> _WHAT YOU ARE ASKED TO DO_: Word for word, repeat each of the records below.

(Saved data entries)
+++++
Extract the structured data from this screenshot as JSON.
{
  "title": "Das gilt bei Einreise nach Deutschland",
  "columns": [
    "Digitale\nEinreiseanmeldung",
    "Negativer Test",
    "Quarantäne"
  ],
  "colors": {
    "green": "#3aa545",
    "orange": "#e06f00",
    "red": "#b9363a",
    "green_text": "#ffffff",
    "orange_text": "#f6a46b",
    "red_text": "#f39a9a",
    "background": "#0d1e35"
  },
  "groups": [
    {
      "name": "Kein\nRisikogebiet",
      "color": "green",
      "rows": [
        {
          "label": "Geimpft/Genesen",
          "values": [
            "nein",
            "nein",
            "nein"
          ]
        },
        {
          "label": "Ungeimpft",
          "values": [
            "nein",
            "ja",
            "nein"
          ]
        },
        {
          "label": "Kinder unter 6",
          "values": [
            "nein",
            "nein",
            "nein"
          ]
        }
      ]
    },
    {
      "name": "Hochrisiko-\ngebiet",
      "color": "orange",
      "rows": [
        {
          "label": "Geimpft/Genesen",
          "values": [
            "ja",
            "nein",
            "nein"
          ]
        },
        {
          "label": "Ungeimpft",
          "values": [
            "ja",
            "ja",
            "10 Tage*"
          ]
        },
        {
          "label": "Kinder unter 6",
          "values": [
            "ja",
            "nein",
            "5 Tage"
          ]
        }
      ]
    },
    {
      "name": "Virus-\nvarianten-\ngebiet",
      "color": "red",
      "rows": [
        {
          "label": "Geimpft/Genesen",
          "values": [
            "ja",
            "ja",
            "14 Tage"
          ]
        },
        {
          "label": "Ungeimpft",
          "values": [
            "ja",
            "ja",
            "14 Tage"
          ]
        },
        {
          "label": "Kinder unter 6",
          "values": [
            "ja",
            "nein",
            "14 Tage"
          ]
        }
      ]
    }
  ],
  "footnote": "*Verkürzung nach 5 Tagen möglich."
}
+++++
> _EXPECTED OUTPUT_:
Extract the structured data from this screenshot as JSON.
{
  "title": "Das gilt bei Einreise nach Deutschland",
  "columns": [
    "Digitale\nEinreiseanmeldung",
    "Negativer Test",
    "Quarantäne"
  ],
  "colors": {
    "green": "#3aa545",
    "orange": "#e06f00",
    "red": "#b9363a",
    "green_text": "#ffffff",
    "orange_text": "#f6a46b",
    "red_text": "#f39a9a",
    "background": "#0d1e35"
  },
  "groups": [
    {
      "name": "Kein\nRisikogebiet",
      "color": "green",
      "rows": [
        {
          "label": "Geimpft/Genesen",
          "values": [
            "nein",
            "nein",
            "nein"
          ]
        },
        {
          "label": "Ungeimpft",
          "values": [
            "nein",
            "ja",
            "nein"
          ]
        },
        {
          "label": "Kinder unter 6",
          "values": [
            "nein",
            "nein",
            "nein"
          ]
        }
      ]
    },
    {
      "name": "Hochrisiko-\ngebiet",
      "color": "orange",
      "rows": [
        {
          "label": "Geimpft/Genesen",
          "values": [
            "ja",
            "nein",
            "nein"
          ]
        },
        {
          "label": "Ungeimpft",
          "values": [
            "ja",
            "ja",
            "10 Tage*"
          ]
        },
        {
          "label": "Kinder unter 6",
          "values": [
            "ja",
            "nein",
            "5 Tage"
          ]
        }
      ]
    },
    {
      "name": "Virus-\nvarianten-\ngebiet",
      "color": "red",
      "rows": [
        {
          "label": "Geimpft/Genesen",
          "values": [
            "ja",
            "ja",
            "14 Tage"
          ]
        },
        {
          "label": "Ungeimpft",
          "values": [
            "ja",
            "ja",
            "14 Tage"
          ]
        },
        {
          "label": "Kinder unter 6",
          "values": [
            "ja",
            "nein",
            "14 Tage"
          ]
        }
      ]
    }
  ],
  "footnote": "*Verkürzung nach 5 Tagen möglich."
}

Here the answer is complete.